Objective: Please repeat all of the lines that follow, exactly as written.

──────── Task inputs ────────

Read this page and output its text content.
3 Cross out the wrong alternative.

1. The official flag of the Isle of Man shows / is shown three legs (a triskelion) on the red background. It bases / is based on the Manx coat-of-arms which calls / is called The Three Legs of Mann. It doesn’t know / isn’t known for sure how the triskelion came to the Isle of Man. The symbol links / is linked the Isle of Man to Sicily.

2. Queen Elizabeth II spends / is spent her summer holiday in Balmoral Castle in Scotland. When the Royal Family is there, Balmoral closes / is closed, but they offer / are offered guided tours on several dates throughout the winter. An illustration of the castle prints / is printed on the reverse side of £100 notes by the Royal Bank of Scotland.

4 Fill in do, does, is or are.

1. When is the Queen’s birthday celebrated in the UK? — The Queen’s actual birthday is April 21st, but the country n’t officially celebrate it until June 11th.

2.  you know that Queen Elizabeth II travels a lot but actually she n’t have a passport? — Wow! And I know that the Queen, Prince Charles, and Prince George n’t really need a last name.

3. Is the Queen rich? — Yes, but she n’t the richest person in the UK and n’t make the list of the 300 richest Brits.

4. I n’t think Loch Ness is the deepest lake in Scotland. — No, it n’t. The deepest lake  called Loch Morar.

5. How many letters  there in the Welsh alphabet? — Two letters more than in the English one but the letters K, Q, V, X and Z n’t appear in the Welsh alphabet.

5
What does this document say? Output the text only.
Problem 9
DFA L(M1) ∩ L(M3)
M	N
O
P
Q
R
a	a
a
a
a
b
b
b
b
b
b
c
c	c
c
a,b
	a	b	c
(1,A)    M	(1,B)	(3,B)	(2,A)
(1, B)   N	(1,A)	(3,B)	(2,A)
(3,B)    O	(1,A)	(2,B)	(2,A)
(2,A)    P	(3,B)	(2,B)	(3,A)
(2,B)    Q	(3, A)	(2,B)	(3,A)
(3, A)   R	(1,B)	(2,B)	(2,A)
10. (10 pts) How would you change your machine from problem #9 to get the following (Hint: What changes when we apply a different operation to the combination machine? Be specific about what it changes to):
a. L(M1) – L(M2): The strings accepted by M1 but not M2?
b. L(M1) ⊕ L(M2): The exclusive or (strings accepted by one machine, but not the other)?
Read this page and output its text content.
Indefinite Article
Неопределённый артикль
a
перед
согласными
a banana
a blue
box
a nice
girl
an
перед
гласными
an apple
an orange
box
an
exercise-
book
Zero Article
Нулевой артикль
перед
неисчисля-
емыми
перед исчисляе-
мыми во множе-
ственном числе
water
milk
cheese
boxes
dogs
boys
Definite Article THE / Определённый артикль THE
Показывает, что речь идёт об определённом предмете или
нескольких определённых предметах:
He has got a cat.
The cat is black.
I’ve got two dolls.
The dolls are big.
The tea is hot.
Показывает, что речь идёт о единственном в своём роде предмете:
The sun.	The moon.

────────

Output below:
Read this page and output its text content.
3 Cross out the wrong alternative.

1. The official flag of the Isle of Man shows / is shown three legs (a triskelion) on the red background. It bases / is based on the Manx coat-of-arms which calls / is called The Three Legs of Mann. It doesn’t know / isn’t known for sure how the triskelion came to the Isle of Man. The symbol links / is linked the Isle of Man to Sicily.

2. Queen Elizabeth II spends / is spent her summer holiday in Balmoral Castle in Scotland. When the Royal Family is there, Balmoral closes / is closed, but they offer / are offered guided tours on several dates throughout the winter. An illustration of the castle prints / is printed on the reverse side of £100 notes by the Royal Bank of Scotland.

4 Fill in do, does, is or are.

1. When is the Queen’s birthday celebrated in the UK? — The Queen’s actual birthday is April 21st, but the country n’t officially celebrate it until June 11th.

2.  you know that Queen Elizabeth II travels a lot but actually she n’t have a passport? — Wow! And I know that the Queen, Prince Charles, and Prince George n’t really need a last name.

3. Is the Queen rich? — Yes, but she n’t the richest person in the UK and n’t make the list of the 300 richest Brits.

4. I n’t think Loch Ness is the deepest lake in Scotland. — No, it n’t. The deepest lake  called Loch Morar.

5. How many letters  there in the Welsh alphabet? — Two letters more than in the English one but the letters K, Q, V, X and Z n’t appear in the Welsh alphabet.

5
What does this document say? Output the text only.
Problem 9
DFA L(M1) ∩ L(M3)
M	N
O
P
Q
R
a	a
a
a
a
b
b
b
b
b
b
c
c	c
c
a,b
	a	b	c
(1,A)    M	(1,B)	(3,B)	(2,A)
(1, B)   N	(1,A)	(3,B)	(2,A)
(3,B)    O	(1,A)	(2,B)	(2,A)
(2,A)    P	(3,B)	(2,B)	(3,A)
(2,B)    Q	(3, A)	(2,B)	(3,A)
(3, A)   R	(1,B)	(2,B)	(2,A)
10. (10 pts) How would you change your machine from problem #9 to get the following (Hint: What changes when we apply a different operation to the combination machine? Be specific about what it changes to):
a. L(M1) – L(M2): The strings accepted by M1 but not M2?
b. L(M1) ⊕ L(M2): The exclusive or (strings accepted by one machine, but not the other)?
Read this page and output its text content.
Indefinite Article
Неопределённый артикль
a
перед
согласными
a banana
a blue
box
a nice
girl
an
перед
гласными
an apple
an orange
box
an
exercise-
book
Zero Article
Нулевой артикль
перед
неисчисля-
емыми
перед исчисляе-
мыми во множе-
ственном числе
water
milk
cheese
boxes
dogs
boys
Definite Article THE / Определённый артикль THE
Показывает, что речь идёт об определённом предмете или
нескольких определённых предметах:
He has got a cat.
The cat is black.
I’ve got two dolls.
The dolls are big.
The tea is hot.
Показывает, что речь идёт о единственном в своём роде предмете:
The sun.	The moon.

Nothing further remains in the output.